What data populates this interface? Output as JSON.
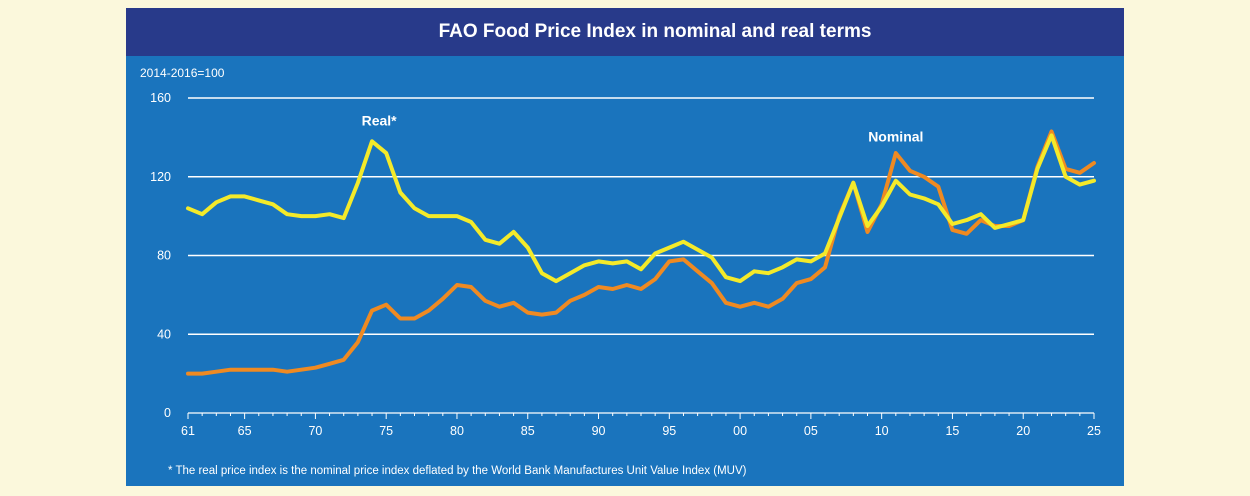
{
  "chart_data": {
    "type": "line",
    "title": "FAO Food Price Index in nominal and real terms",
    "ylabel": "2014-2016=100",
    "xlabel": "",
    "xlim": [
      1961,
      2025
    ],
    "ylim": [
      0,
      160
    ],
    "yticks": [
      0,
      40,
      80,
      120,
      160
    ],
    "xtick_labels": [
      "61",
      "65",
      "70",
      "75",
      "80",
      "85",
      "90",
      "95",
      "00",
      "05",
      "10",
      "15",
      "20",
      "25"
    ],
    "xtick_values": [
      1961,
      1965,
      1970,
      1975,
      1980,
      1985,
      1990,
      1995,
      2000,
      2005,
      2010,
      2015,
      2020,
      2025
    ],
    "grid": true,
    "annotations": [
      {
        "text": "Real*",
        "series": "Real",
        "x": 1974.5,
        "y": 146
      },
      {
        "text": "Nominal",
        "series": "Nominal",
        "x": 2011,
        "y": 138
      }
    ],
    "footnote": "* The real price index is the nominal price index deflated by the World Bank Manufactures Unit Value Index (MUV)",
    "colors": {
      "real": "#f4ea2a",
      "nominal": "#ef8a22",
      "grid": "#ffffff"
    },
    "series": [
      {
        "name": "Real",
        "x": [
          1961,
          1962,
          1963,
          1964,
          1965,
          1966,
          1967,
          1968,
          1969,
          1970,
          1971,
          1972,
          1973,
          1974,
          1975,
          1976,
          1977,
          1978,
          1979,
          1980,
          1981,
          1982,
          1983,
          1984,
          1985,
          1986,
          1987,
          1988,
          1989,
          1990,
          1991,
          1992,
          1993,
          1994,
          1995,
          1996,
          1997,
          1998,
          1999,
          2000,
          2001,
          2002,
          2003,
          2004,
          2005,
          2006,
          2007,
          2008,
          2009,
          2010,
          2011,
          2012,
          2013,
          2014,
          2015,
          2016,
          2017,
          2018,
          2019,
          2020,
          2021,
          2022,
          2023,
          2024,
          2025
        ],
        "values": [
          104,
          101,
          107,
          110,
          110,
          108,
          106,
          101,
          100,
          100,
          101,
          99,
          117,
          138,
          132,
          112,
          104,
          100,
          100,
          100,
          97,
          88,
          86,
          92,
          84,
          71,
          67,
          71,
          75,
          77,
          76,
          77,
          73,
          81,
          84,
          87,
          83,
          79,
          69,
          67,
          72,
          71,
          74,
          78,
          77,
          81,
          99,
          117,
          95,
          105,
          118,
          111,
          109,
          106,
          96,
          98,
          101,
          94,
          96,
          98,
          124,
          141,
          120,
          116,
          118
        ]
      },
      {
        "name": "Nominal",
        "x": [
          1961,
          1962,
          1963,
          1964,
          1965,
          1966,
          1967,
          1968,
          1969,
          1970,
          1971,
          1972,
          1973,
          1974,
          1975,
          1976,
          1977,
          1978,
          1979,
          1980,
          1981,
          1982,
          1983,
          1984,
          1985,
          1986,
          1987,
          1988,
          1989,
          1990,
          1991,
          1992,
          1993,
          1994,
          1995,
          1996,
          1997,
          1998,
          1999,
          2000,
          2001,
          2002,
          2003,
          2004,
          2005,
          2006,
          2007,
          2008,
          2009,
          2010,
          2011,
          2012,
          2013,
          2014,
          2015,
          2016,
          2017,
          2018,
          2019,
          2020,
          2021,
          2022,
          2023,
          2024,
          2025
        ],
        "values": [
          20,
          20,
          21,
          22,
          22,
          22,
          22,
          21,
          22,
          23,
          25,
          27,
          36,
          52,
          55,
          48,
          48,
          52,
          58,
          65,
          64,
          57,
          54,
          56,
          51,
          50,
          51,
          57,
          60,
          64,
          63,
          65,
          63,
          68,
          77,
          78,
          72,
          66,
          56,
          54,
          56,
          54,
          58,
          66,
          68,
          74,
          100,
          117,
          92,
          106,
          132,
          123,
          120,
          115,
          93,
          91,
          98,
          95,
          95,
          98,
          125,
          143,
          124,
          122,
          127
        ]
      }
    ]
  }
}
┄┄┄┄┄┄┄┄┄┄
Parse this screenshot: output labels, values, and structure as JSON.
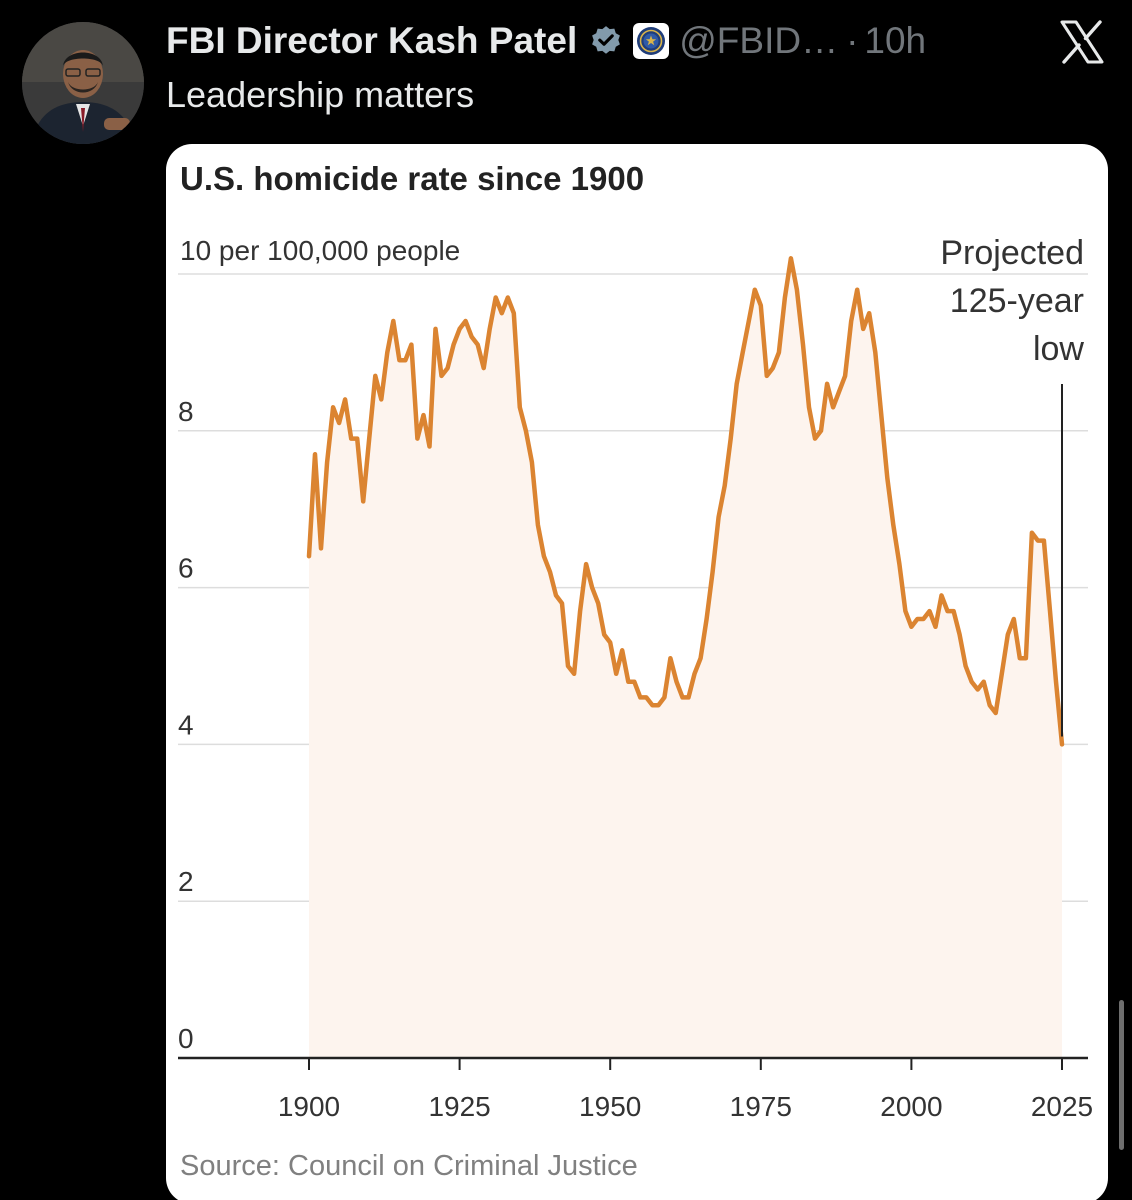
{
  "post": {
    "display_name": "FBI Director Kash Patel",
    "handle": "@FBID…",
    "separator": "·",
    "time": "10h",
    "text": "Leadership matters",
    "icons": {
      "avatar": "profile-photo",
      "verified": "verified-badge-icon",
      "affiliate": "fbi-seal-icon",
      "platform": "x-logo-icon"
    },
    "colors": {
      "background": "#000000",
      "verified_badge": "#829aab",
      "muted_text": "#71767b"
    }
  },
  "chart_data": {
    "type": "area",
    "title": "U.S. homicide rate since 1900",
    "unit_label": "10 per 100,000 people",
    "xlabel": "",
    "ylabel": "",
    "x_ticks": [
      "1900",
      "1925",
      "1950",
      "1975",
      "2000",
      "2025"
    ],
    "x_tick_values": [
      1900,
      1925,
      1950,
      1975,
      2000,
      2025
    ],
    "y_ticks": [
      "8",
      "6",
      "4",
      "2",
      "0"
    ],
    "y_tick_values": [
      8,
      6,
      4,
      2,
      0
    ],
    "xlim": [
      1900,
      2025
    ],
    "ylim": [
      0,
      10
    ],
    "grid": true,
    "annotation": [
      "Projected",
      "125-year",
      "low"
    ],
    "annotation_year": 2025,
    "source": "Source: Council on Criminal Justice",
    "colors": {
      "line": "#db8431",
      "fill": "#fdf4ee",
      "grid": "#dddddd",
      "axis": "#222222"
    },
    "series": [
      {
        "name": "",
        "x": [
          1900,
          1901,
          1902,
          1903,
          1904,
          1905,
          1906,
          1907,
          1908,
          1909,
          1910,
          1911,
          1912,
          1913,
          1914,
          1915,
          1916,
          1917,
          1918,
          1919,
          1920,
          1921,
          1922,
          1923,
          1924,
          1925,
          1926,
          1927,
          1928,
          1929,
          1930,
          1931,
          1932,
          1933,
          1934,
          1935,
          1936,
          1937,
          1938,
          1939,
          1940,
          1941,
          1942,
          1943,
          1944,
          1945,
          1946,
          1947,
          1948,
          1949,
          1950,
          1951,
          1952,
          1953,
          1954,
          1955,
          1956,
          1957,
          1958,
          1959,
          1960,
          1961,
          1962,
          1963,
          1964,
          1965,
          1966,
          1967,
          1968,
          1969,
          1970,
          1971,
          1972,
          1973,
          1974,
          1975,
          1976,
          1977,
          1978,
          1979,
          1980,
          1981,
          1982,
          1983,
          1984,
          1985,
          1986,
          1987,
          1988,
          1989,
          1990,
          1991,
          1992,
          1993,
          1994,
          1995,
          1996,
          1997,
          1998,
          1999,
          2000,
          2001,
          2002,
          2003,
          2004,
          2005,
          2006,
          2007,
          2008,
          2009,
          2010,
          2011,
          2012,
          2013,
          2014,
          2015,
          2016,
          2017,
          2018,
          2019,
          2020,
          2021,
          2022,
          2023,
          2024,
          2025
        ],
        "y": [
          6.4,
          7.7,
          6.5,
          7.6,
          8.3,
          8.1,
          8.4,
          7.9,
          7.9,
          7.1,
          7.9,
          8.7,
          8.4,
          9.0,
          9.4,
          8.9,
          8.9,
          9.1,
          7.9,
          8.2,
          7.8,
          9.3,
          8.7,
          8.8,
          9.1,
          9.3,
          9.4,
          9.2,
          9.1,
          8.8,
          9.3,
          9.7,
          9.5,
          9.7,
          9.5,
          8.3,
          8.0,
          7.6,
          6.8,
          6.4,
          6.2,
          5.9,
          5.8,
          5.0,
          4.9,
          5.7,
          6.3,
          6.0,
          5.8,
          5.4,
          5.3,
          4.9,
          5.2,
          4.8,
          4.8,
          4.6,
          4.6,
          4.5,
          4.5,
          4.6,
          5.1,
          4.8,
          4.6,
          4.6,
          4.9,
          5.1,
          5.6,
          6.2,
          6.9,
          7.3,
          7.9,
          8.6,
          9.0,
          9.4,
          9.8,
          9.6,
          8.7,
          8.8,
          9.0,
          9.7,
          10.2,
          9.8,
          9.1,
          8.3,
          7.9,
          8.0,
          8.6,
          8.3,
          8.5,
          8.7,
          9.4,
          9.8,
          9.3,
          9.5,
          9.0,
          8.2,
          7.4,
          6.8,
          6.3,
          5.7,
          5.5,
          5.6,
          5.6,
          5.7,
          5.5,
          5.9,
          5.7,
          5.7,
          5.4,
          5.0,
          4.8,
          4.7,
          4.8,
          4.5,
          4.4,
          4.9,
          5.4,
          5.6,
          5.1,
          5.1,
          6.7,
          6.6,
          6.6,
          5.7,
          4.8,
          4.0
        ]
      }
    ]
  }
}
┄┄┄┄┄┄┄┄┄┄
Exercise instructions >>
In the listing, find all lines with the string "this" and copy them.

Correct output >>
What data populates this interface? Output as JSON.
Parse this screenshot: output labels, values, and structure as JSON.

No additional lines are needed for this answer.